## Exercise details
For every line in the data below that contains "iMac", copy the line.

## Records shown
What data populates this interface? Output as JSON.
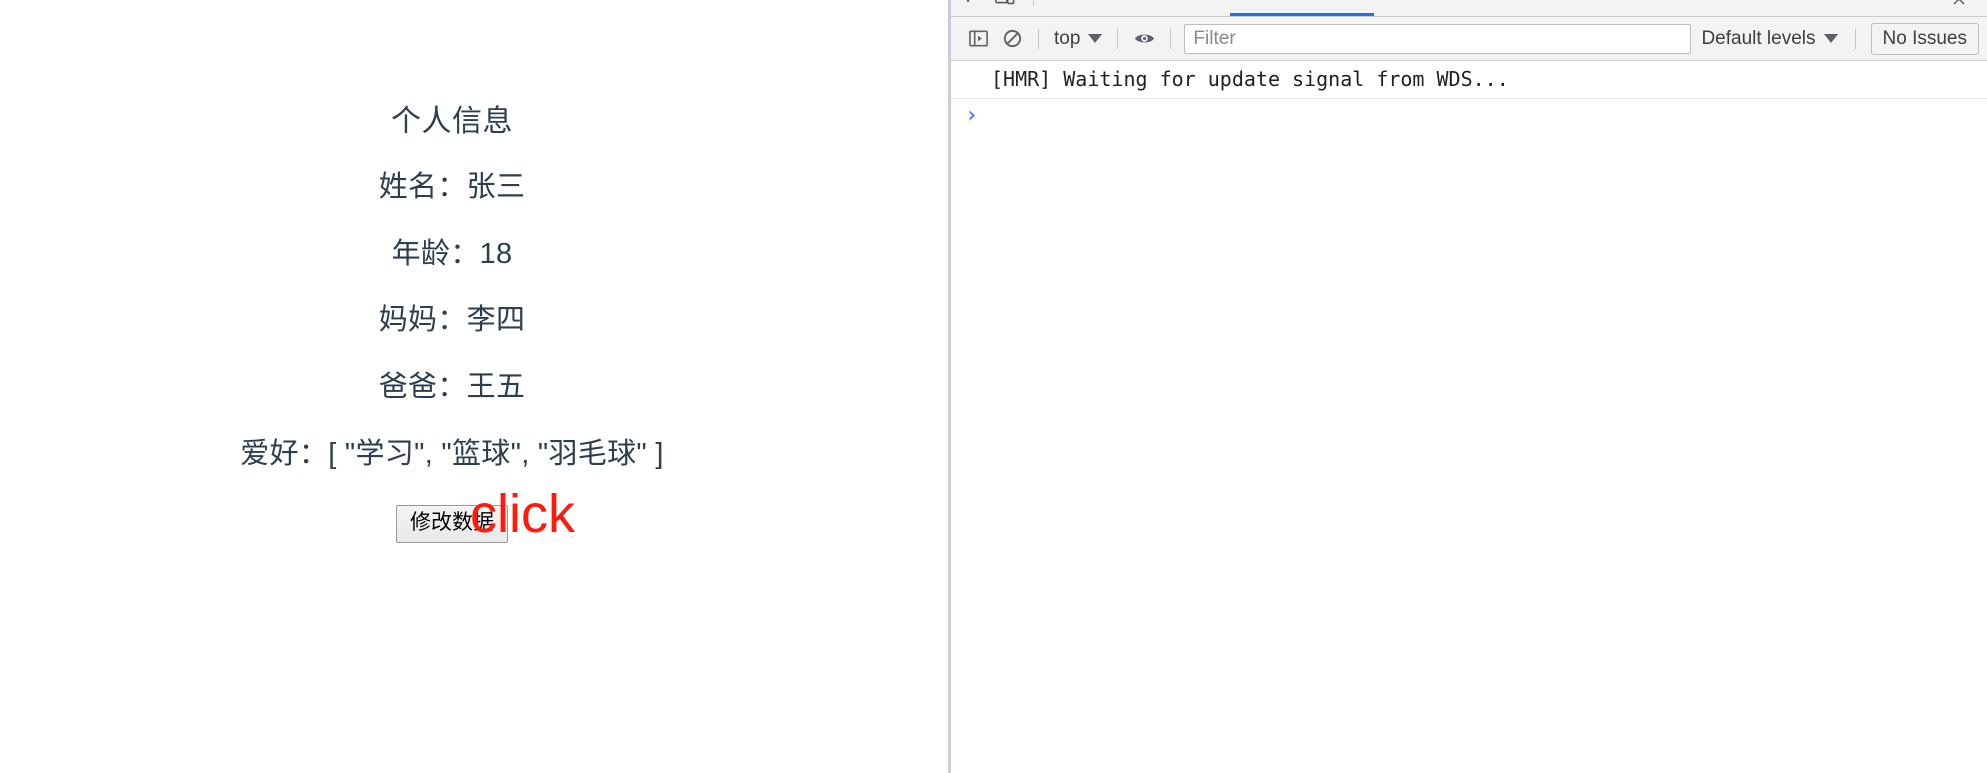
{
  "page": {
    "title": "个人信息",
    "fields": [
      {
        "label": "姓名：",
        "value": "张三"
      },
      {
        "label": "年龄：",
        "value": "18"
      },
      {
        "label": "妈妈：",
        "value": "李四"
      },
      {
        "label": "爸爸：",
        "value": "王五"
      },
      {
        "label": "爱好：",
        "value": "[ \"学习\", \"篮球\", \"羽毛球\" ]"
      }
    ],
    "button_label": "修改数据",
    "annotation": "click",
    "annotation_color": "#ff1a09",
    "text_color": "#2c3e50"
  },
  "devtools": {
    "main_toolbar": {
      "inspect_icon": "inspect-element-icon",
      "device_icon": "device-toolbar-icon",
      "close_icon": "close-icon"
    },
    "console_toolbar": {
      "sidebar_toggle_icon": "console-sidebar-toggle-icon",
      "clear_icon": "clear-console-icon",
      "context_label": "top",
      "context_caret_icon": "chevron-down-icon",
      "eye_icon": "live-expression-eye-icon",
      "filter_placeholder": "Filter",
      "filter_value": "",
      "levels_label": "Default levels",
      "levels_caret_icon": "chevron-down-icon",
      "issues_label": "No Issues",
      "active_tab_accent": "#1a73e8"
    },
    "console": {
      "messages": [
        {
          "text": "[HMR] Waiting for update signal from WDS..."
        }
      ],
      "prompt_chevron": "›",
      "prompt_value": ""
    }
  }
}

* * *

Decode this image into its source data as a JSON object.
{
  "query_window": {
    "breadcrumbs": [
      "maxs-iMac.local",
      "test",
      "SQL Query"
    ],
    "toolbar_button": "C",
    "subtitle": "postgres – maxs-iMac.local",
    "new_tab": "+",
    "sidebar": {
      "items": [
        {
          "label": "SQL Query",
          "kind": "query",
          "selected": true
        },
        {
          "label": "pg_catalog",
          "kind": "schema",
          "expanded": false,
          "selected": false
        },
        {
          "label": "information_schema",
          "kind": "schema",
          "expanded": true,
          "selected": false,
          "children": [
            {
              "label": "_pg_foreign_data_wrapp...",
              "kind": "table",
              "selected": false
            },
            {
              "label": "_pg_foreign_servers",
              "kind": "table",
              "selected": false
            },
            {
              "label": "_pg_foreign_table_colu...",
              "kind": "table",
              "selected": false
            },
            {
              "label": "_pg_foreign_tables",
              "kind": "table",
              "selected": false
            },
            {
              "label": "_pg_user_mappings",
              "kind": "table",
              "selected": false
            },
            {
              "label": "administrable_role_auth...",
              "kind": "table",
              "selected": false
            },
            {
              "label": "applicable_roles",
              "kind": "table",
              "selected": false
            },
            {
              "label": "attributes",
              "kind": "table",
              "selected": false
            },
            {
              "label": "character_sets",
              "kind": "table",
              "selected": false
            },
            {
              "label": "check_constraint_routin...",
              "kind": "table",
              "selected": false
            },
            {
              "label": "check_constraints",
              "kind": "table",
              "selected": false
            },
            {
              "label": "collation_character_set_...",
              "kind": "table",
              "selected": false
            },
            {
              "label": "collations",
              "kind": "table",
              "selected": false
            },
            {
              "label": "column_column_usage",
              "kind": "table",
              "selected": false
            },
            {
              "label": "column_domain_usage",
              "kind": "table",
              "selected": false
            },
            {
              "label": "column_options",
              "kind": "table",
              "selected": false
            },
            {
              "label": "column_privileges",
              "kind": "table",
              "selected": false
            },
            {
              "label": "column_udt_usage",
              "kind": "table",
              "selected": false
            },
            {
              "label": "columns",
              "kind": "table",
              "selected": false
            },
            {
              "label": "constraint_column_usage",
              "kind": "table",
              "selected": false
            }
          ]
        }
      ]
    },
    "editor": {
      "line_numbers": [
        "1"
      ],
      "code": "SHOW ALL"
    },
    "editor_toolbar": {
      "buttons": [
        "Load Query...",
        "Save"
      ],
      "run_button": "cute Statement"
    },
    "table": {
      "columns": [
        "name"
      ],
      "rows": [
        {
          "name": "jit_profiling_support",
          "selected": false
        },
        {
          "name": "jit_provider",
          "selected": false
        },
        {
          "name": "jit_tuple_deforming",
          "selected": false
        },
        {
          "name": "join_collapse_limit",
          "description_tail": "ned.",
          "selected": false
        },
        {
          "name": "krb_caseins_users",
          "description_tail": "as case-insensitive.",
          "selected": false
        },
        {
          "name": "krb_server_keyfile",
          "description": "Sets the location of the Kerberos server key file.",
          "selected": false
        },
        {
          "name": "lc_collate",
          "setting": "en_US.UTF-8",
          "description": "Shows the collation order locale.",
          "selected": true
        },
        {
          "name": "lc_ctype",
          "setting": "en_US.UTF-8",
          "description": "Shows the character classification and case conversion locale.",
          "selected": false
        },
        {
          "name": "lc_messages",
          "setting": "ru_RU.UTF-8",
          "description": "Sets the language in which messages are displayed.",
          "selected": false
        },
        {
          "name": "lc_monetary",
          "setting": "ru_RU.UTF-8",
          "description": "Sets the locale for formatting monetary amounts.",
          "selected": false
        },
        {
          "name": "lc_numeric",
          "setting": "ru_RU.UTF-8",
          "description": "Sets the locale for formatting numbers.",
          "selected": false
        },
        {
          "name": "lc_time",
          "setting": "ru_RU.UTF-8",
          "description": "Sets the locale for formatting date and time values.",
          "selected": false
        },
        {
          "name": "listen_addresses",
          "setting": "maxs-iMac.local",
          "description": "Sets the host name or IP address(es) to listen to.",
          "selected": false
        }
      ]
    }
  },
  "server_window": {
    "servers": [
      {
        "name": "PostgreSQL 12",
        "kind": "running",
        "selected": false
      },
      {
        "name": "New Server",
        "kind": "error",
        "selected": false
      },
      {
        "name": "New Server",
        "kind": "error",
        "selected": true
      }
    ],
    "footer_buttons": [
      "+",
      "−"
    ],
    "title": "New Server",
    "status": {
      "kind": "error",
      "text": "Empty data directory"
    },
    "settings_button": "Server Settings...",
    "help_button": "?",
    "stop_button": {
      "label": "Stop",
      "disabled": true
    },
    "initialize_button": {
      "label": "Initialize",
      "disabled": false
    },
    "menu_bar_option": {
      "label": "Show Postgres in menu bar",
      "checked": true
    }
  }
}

* * *

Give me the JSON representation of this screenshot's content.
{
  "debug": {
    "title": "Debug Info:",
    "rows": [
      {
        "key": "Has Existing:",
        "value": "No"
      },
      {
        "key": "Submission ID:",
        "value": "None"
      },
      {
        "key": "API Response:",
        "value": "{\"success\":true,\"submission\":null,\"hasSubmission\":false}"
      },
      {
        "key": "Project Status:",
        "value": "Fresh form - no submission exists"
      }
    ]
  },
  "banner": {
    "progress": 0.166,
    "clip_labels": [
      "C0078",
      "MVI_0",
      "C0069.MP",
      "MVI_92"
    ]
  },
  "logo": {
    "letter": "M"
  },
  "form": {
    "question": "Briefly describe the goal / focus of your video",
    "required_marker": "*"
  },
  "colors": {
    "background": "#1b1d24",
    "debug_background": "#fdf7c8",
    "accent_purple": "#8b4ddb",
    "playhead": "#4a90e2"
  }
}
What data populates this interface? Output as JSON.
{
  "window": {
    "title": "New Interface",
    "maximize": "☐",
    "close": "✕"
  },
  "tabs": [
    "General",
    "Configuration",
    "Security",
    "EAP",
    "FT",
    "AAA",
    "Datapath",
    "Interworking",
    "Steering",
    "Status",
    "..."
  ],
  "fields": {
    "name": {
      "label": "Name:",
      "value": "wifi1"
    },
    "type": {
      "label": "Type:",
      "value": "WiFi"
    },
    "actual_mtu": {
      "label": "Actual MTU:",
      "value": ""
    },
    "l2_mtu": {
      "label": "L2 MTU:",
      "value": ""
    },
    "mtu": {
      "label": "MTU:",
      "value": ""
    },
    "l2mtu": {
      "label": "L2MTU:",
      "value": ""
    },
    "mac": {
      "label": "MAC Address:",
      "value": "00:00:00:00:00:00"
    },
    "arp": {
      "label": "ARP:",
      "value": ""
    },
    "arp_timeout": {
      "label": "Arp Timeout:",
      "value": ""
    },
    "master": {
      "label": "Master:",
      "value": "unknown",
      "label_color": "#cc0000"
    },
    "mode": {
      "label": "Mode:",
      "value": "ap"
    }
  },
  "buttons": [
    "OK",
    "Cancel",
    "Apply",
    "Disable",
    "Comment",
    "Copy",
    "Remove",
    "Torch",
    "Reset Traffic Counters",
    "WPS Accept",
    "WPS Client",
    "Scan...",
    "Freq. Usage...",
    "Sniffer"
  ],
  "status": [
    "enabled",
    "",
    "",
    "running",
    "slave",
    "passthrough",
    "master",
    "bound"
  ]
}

## Finished answer
      "maxs-iMac.local",
    "subtitle": "postgres – maxs-iMac.local",
          "setting": "maxs-iMac.local",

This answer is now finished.